* **Exercise objective**:
Return each line of the data below exactly, omitting any pictures.

══ Entries provided ══

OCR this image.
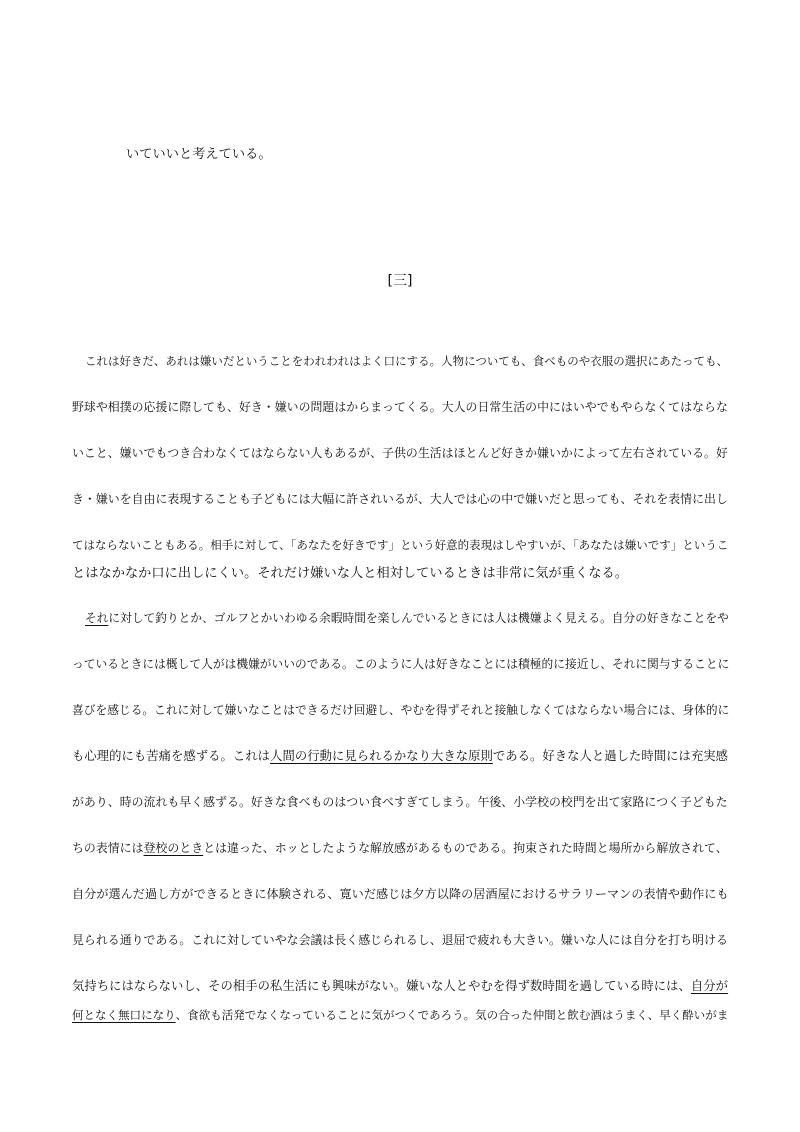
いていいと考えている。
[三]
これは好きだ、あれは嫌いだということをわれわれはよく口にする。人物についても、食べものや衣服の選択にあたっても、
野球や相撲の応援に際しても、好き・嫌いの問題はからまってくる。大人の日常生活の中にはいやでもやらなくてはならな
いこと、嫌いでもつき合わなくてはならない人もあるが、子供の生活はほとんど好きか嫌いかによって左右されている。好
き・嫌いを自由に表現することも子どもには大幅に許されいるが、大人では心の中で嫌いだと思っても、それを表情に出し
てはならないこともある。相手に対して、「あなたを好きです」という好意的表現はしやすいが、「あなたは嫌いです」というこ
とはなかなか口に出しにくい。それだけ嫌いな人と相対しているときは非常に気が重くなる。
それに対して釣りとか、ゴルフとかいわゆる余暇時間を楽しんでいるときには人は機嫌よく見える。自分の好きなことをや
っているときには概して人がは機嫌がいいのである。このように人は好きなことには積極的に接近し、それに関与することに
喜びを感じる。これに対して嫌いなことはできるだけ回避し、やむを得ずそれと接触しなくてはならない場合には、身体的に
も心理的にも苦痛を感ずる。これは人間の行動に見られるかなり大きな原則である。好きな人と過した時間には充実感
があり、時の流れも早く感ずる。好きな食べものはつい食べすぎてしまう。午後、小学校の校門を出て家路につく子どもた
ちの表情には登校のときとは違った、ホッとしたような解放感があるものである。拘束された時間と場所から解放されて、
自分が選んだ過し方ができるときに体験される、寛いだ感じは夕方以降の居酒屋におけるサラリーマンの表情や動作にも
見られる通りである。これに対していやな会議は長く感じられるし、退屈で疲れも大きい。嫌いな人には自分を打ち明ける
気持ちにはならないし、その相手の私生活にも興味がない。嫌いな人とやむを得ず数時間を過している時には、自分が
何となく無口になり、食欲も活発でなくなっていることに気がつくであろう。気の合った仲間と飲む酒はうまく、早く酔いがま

═══

* **Exercise output**:
OCR this image.
いていいと考えている。
[三]
これは好きだ、あれは嫌いだということをわれわれはよく口にする。人物についても、食べものや衣服の選択にあたっても、
野球や相撲の応援に際しても、好き・嫌いの問題はからまってくる。大人の日常生活の中にはいやでもやらなくてはならな
いこと、嫌いでもつき合わなくてはならない人もあるが、子供の生活はほとんど好きか嫌いかによって左右されている。好
き・嫌いを自由に表現することも子どもには大幅に許されいるが、大人では心の中で嫌いだと思っても、それを表情に出し
てはならないこともある。相手に対して、「あなたを好きです」という好意的表現はしやすいが、「あなたは嫌いです」というこ
とはなかなか口に出しにくい。それだけ嫌いな人と相対しているときは非常に気が重くなる。
それに対して釣りとか、ゴルフとかいわゆる余暇時間を楽しんでいるときには人は機嫌よく見える。自分の好きなことをや
っているときには概して人がは機嫌がいいのである。このように人は好きなことには積極的に接近し、それに関与することに
喜びを感じる。これに対して嫌いなことはできるだけ回避し、やむを得ずそれと接触しなくてはならない場合には、身体的に
も心理的にも苦痛を感ずる。これは人間の行動に見られるかなり大きな原則である。好きな人と過した時間には充実感
があり、時の流れも早く感ずる。好きな食べものはつい食べすぎてしまう。午後、小学校の校門を出て家路につく子どもた
ちの表情には登校のときとは違った、ホッとしたような解放感があるものである。拘束された時間と場所から解放されて、
自分が選んだ過し方ができるときに体験される、寛いだ感じは夕方以降の居酒屋におけるサラリーマンの表情や動作にも
見られる通りである。これに対していやな会議は長く感じられるし、退屈で疲れも大きい。嫌いな人には自分を打ち明ける
気持ちにはならないし、その相手の私生活にも興味がない。嫌いな人とやむを得ず数時間を過している時には、自分が
何となく無口になり、食欲も活発でなくなっていることに気がつくであろう。気の合った仲間と飲む酒はうまく、早く酔いがま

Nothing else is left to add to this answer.